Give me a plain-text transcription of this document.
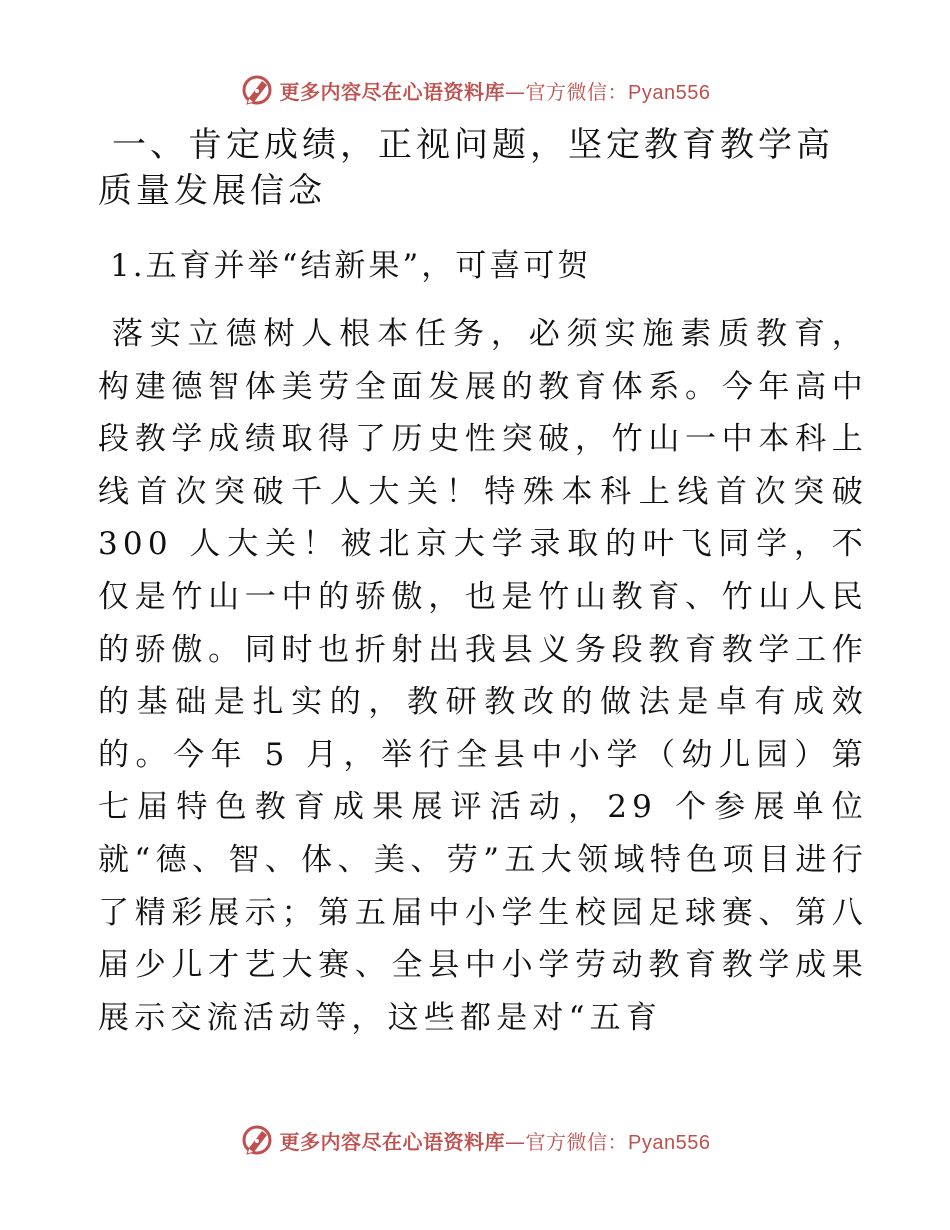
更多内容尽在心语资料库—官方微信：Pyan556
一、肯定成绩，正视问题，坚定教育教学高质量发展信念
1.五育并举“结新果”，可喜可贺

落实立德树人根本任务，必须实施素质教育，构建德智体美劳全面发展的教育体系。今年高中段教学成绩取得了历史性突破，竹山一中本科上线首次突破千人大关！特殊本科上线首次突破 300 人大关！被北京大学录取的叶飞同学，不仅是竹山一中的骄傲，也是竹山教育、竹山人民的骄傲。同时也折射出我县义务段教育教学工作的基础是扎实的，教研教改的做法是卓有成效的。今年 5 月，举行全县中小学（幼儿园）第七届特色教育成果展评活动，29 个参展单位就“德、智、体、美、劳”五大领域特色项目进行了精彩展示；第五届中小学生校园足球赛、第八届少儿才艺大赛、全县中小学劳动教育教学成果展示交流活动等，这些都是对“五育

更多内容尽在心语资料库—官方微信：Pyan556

...

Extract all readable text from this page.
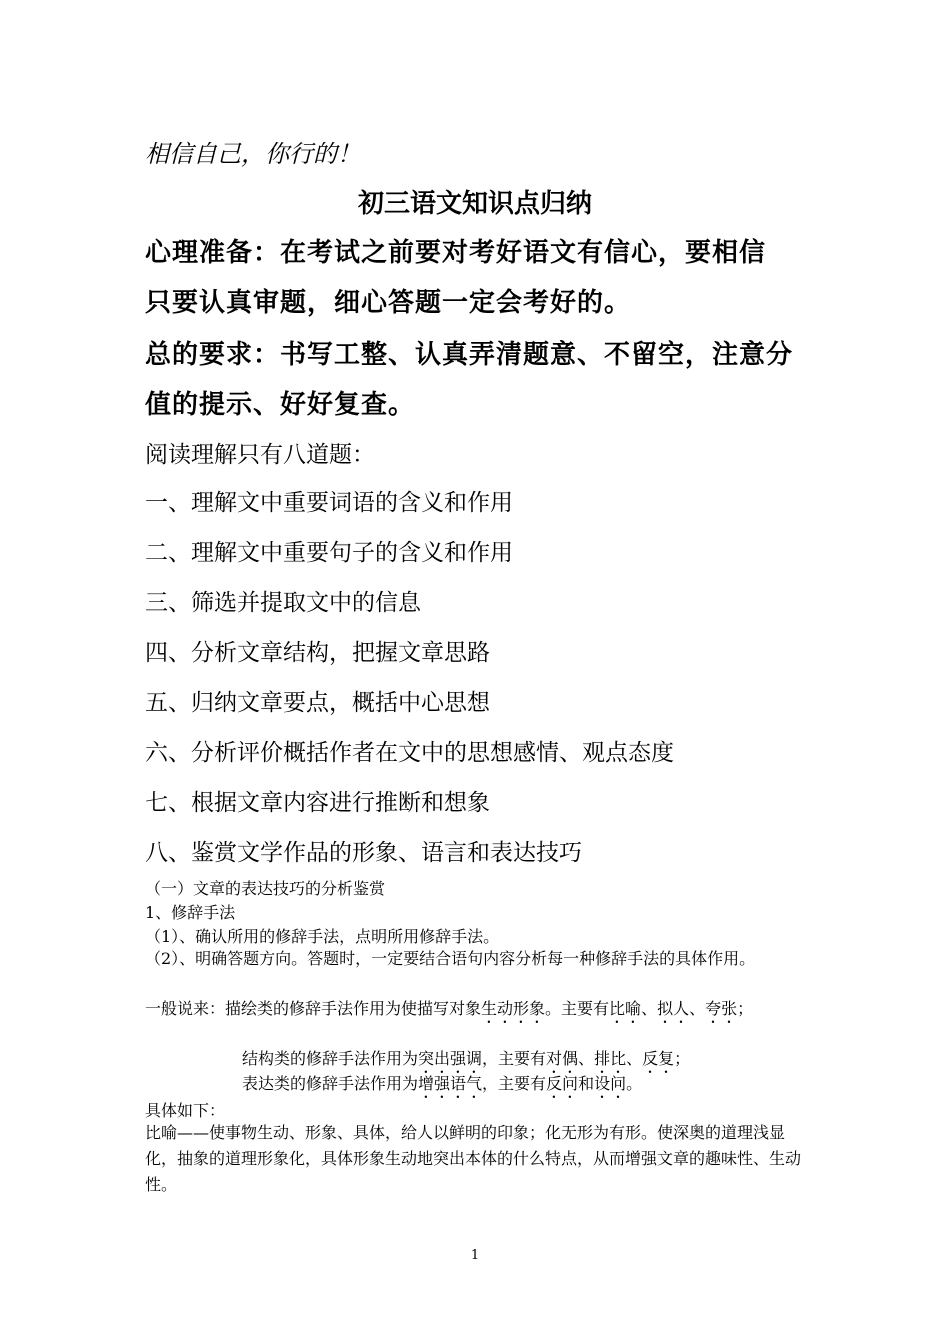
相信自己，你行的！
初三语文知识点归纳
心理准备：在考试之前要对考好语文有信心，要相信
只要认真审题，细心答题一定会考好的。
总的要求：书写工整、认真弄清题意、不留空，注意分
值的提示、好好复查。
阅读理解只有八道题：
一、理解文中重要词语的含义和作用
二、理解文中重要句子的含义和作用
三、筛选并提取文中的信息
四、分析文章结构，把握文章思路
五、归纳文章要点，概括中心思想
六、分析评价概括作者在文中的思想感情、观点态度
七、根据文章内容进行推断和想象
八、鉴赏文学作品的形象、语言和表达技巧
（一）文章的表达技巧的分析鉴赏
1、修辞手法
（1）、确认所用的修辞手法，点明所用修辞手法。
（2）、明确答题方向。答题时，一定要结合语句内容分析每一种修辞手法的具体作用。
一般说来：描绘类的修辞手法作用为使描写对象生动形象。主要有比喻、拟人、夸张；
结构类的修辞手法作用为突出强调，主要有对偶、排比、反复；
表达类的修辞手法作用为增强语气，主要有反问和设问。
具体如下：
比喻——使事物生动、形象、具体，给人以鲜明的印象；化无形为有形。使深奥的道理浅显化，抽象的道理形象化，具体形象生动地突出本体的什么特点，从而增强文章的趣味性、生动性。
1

EXERCISE DETAILS -
Look through the data above. Find each line with the string "text" and copy it.

SOLUTION FOR THIS PROBLEM -
Give me a plain-text transcription of this document.
Extract all readable text from this page.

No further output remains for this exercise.